## GOAL
Retype the rows below verbatim, starting at the first row and ending at the row that contains "bullet-line: Ich brauche".

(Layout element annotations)
▼

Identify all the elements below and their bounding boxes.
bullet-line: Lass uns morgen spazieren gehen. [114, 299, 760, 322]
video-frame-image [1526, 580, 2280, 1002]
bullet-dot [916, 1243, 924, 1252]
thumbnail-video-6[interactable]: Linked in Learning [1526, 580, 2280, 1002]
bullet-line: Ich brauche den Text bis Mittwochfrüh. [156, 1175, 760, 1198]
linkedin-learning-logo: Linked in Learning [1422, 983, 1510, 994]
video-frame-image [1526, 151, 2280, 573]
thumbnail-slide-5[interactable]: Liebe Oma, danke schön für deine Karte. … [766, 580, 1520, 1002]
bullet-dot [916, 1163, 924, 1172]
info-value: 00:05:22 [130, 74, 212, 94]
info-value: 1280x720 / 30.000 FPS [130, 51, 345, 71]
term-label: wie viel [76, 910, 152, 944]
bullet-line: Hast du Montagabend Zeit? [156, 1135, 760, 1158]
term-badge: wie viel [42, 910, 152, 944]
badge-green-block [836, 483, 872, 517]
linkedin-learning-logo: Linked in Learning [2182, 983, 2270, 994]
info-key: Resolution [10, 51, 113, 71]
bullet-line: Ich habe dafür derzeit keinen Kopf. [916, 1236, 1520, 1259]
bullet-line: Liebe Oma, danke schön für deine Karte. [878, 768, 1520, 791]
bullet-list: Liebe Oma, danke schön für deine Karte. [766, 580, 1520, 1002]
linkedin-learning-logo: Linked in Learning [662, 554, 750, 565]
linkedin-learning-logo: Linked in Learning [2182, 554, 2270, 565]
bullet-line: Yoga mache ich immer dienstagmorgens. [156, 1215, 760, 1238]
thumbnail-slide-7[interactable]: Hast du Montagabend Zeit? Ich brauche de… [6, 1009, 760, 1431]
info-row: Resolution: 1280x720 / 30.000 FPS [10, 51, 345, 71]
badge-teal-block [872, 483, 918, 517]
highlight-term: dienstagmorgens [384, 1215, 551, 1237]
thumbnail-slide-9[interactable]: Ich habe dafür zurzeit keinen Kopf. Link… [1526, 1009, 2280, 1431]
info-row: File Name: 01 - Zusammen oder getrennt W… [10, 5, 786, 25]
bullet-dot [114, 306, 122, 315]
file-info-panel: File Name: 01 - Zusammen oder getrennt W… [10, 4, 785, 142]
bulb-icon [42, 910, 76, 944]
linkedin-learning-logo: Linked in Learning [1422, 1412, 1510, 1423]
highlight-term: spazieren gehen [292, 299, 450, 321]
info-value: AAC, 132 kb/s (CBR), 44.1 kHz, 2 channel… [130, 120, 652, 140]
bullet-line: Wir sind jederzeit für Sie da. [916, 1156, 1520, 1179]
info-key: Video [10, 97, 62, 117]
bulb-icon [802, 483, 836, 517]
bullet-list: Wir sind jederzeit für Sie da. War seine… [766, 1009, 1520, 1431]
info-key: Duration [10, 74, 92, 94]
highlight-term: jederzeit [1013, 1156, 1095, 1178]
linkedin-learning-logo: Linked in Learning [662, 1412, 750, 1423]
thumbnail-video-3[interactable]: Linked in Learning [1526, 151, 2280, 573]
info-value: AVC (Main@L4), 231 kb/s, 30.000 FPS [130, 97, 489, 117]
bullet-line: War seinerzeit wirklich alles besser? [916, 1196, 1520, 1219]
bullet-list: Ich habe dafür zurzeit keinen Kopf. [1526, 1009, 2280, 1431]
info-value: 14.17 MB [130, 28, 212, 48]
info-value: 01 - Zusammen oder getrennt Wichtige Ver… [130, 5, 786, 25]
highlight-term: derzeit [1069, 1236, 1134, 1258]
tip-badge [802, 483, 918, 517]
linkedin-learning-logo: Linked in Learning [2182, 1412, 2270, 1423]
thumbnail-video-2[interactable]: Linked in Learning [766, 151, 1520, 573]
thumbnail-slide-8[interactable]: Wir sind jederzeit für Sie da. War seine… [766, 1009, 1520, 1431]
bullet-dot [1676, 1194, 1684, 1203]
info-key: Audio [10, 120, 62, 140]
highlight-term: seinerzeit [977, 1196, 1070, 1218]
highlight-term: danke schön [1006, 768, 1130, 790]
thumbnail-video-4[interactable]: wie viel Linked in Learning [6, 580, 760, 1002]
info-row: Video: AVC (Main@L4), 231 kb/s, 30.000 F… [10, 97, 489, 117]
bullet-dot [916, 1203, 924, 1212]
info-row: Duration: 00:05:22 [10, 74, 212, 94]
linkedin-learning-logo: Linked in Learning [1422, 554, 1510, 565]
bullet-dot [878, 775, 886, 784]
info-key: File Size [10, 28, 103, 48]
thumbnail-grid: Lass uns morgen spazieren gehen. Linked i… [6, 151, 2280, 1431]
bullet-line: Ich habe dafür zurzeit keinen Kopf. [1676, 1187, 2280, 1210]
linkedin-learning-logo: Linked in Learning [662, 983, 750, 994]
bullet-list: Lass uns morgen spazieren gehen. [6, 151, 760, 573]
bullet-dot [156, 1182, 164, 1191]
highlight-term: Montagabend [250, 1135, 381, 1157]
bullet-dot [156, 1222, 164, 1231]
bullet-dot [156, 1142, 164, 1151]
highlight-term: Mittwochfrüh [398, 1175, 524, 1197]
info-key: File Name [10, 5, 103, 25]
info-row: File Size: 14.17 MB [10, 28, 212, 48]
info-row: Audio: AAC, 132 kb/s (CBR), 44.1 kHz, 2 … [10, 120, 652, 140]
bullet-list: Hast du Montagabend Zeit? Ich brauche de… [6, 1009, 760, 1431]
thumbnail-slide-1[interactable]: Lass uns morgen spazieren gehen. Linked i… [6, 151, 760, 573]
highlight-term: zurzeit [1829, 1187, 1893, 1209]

▲

## OUTPUT OF THE EXERCISE
Identify all the elements below and their bounding boxes.
bullet-line: Lass uns morgen spazieren gehen. [114, 299, 760, 322]
video-frame-image [1526, 580, 2280, 1002]
bullet-dot [916, 1243, 924, 1252]
thumbnail-video-6[interactable]: Linked in Learning [1526, 580, 2280, 1002]
bullet-line: Ich brauche den Text bis Mittwochfrüh. [156, 1175, 760, 1198]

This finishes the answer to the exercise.